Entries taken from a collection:
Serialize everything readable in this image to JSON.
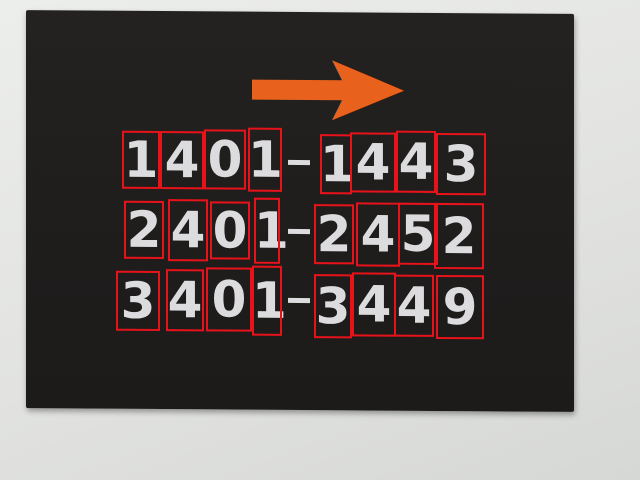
{
  "sign": {
    "background_color": "#201e1d",
    "digit_color": "#dcdcde",
    "arrow_color": "#e8621e",
    "arrow_icon": "arrow-right-icon",
    "box_color": "#e8121a",
    "rows": [
      {
        "start": "1401",
        "end": "1443",
        "chars": [
          "1",
          "4",
          "0",
          "1",
          "-",
          "1",
          "4",
          "4",
          "3"
        ]
      },
      {
        "start": "2401",
        "end": "2452",
        "chars": [
          "2",
          "4",
          "0",
          "1",
          "-",
          "2",
          "4",
          "5",
          "2"
        ]
      },
      {
        "start": "3401",
        "end": "3449",
        "chars": [
          "3",
          "4",
          "0",
          "1",
          "-",
          "3",
          "4",
          "4",
          "9"
        ]
      }
    ]
  }
}
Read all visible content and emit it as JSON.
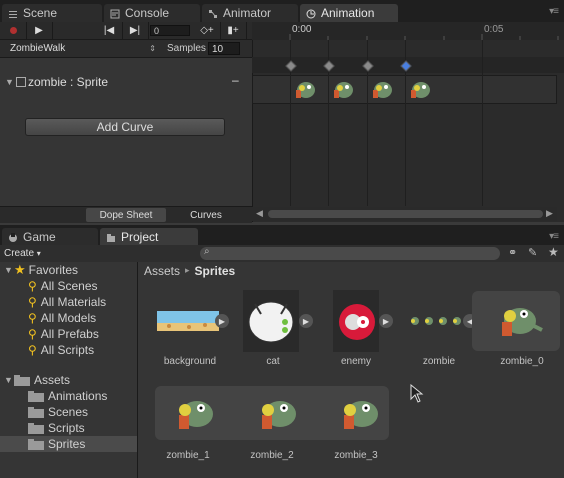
{
  "window": {
    "tabs": [
      {
        "label": "Scene",
        "icon": "scene-icon"
      },
      {
        "label": "Console",
        "icon": "console-icon"
      },
      {
        "label": "Animator",
        "icon": "animator-icon"
      },
      {
        "label": "Animation",
        "icon": "animation-icon",
        "active": true
      }
    ]
  },
  "animation": {
    "frame": "0",
    "clip": "ZombieWalk",
    "samples_label": "Samples",
    "samples_value": "10",
    "property_label": "zombie : Sprite",
    "add_curve_label": "Add Curve",
    "dope_sheet_label": "Dope Sheet",
    "curves_label": "Curves",
    "ruler": {
      "t0": "0:00",
      "t1": "0:05"
    }
  },
  "project_window": {
    "tabs": [
      {
        "label": "Game",
        "icon": "game-icon"
      },
      {
        "label": "Project",
        "icon": "project-icon",
        "active": true
      }
    ],
    "create_label": "Create",
    "favorites": {
      "label": "Favorites",
      "items": [
        "All Scenes",
        "All Materials",
        "All Models",
        "All Prefabs",
        "All Scripts"
      ]
    },
    "assets": {
      "label": "Assets",
      "items": [
        "Animations",
        "Scenes",
        "Scripts",
        "Sprites"
      ],
      "selected": "Sprites"
    },
    "breadcrumb": {
      "root": "Assets",
      "sep": "▸",
      "current": "Sprites"
    },
    "grid_items": [
      "background",
      "cat",
      "enemy",
      "zombie",
      "zombie_0"
    ],
    "expanded_items": [
      "zombie_1",
      "zombie_2",
      "zombie_3"
    ]
  },
  "colors": {
    "accent_blue": "#3f71d8",
    "keyframe": "#8a8a8a",
    "selected_keyframe": "#4a7fe0",
    "favorite_star": "#f0c020",
    "record_red": "#b03030"
  }
}
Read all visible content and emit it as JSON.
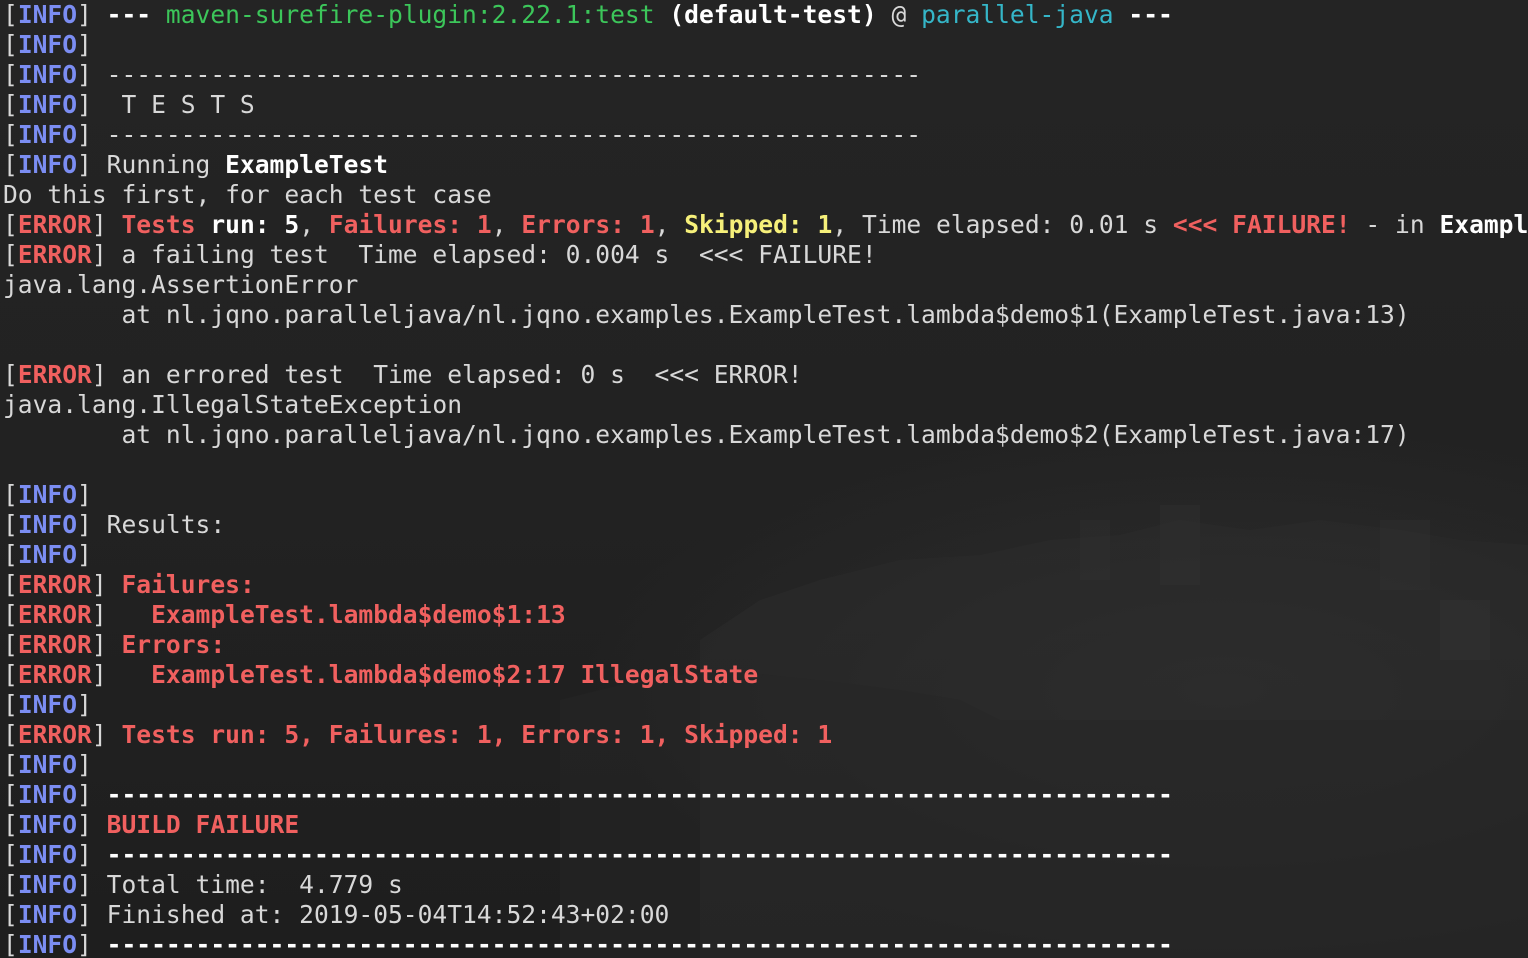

• What is required: The pictures should not be reproduced; quote all of the other material exactly.

• Expected output:
Serialize everything readable in this image to JSON.
{
  "sign": {
    "background_color": "#201e1d",
    "digit_color": "#dcdcde",
    "arrow_color": "#e8621e",
    "arrow_icon": "arrow-right-icon",
    "box_color": "#e8121a",
    "rows": [
      {
        "start": "1401",
        "end": "1443",
        "chars": [
          "1",
          "4",
          "0",
          "1",
          "-",
          "1",
          "4",
          "4",
          "3"
        ]
      },
      {
        "start": "2401",
        "end": "2452",
        "chars": [
          "2",
          "4",
          "0",
          "1",
          "-",
          "2",
          "4",
          "5",
          "2"
        ]
      },
      {
        "start": "3401",
        "end": "3449",
        "chars": [
          "3",
          "4",
          "0",
          "1",
          "-",
          "3",
          "4",
          "4",
          "9"
        ]
      }
    ]
  }
}
Read all visible content and emit it as JSON.
{
  "window": {
    "tabs": [
      {
        "label": "Scene",
        "icon": "scene-icon"
      },
      {
        "label": "Console",
        "icon": "console-icon"
      },
      {
        "label": "Animator",
        "icon": "animator-icon"
      },
      {
        "label": "Animation",
        "icon": "animation-icon",
        "active": true
      }
    ]
  },
  "animation": {
    "frame": "0",
    "clip": "ZombieWalk",
    "samples_label": "Samples",
    "samples_value": "10",
    "property_label": "zombie : Sprite",
    "add_curve_label": "Add Curve",
    "dope_sheet_label": "Dope Sheet",
    "curves_label": "Curves",
    "ruler": {
      "t0": "0:00",
      "t1": "0:05"
    }
  },
  "project_window": {
    "tabs": [
      {
        "label": "Game",
        "icon": "game-icon"
      },
      {
        "label": "Project",
        "icon": "project-icon",
        "active": true
      }
    ],
    "create_label": "Create",
    "favorites": {
      "label": "Favorites",
      "items": [
        "All Scenes",
        "All Materials",
        "All Models",
        "All Prefabs",
        "All Scripts"
      ]
    },
    "assets": {
      "label": "Assets",
      "items": [
        "Animations",
        "Scenes",
        "Scripts",
        "Sprites"
      ],
      "selected": "Sprites"
    },
    "breadcrumb": {
      "root": "Assets",
      "sep": "▸",
      "current": "Sprites"
    },
    "grid_items": [
      "background",
      "cat",
      "enemy",
      "zombie",
      "zombie_0"
    ],
    "expanded_items": [
      "zombie_1",
      "zombie_2",
      "zombie_3"
    ]
  },
  "colors": {
    "accent_blue": "#3f71d8",
    "keyframe": "#8a8a8a",
    "selected_keyframe": "#4a7fe0",
    "favorite_star": "#f0c020",
    "record_red": "#b03030"
  }
}
Read all visible content and emit it as JSON.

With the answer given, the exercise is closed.